## Begin
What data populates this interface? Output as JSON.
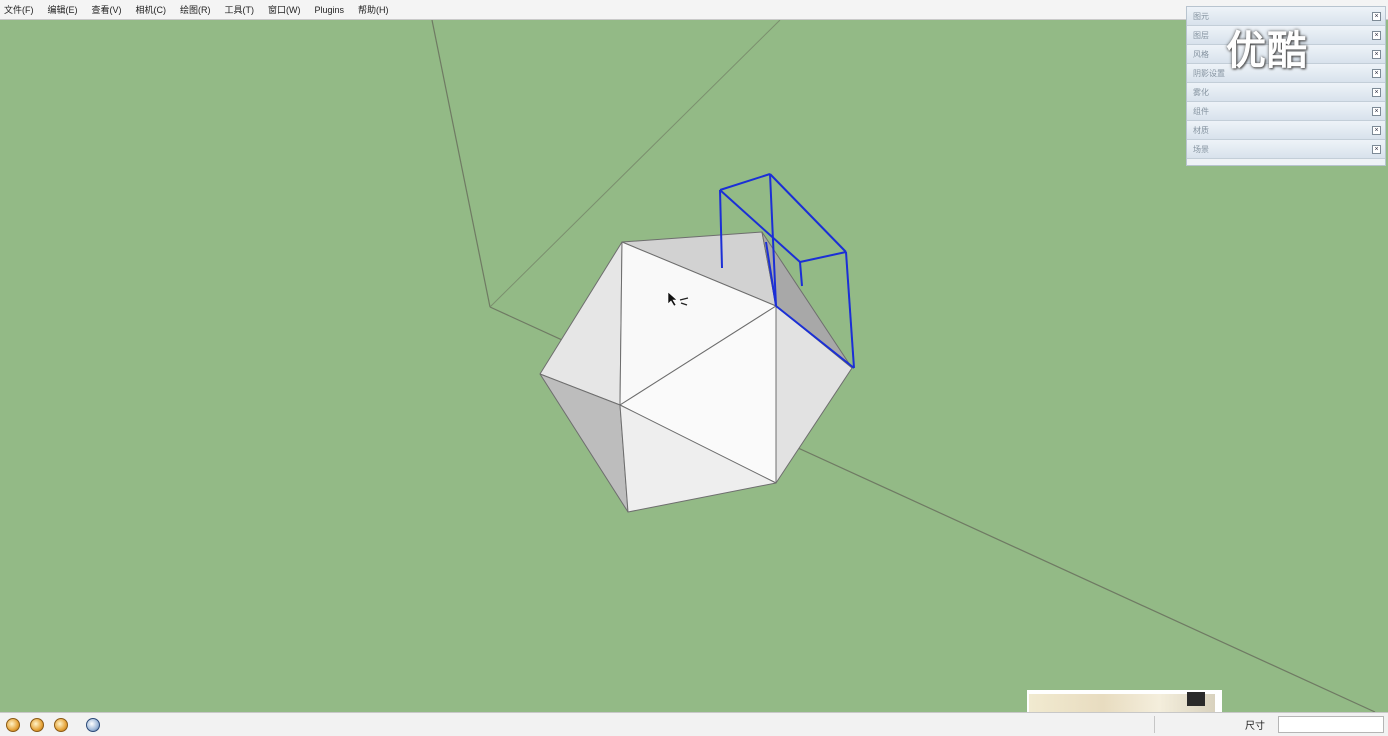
{
  "menu": {
    "items": [
      "文件(F)",
      "编辑(E)",
      "查看(V)",
      "相机(C)",
      "绘图(R)",
      "工具(T)",
      "窗口(W)",
      "Plugins",
      "帮助(H)"
    ]
  },
  "tray": {
    "items": [
      "图元",
      "图层",
      "风格",
      "阴影设置",
      "雾化",
      "组件",
      "材质",
      "场景"
    ],
    "close_glyph": "×"
  },
  "watermark": "优酷",
  "status": {
    "icons": [
      "geo-location-icon",
      "credits-icon",
      "user-icon",
      "help-icon"
    ],
    "hint": "",
    "measure_label": "尺寸",
    "measure_value": ""
  },
  "colors": {
    "ground": "#93ba86",
    "selection": "#1b2fd6",
    "axis": "#6f7a63"
  }
}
## End
### [WRITTEN REQUEST]
Transcribe the records verbatim and omit the images.

### [TASK RESULT]
What data populates this interface? Output as JSON.
{
  "menu": {
    "items": [
      "文件(F)",
      "编辑(E)",
      "查看(V)",
      "相机(C)",
      "绘图(R)",
      "工具(T)",
      "窗口(W)",
      "Plugins",
      "帮助(H)"
    ]
  },
  "tray": {
    "items": [
      "图元",
      "图层",
      "风格",
      "阴影设置",
      "雾化",
      "组件",
      "材质",
      "场景"
    ],
    "close_glyph": "×"
  },
  "watermark": "优酷",
  "status": {
    "icons": [
      "geo-location-icon",
      "credits-icon",
      "user-icon",
      "help-icon"
    ],
    "hint": "",
    "measure_label": "尺寸",
    "measure_value": ""
  },
  "colors": {
    "ground": "#93ba86",
    "selection": "#1b2fd6",
    "axis": "#6f7a63"
  }
}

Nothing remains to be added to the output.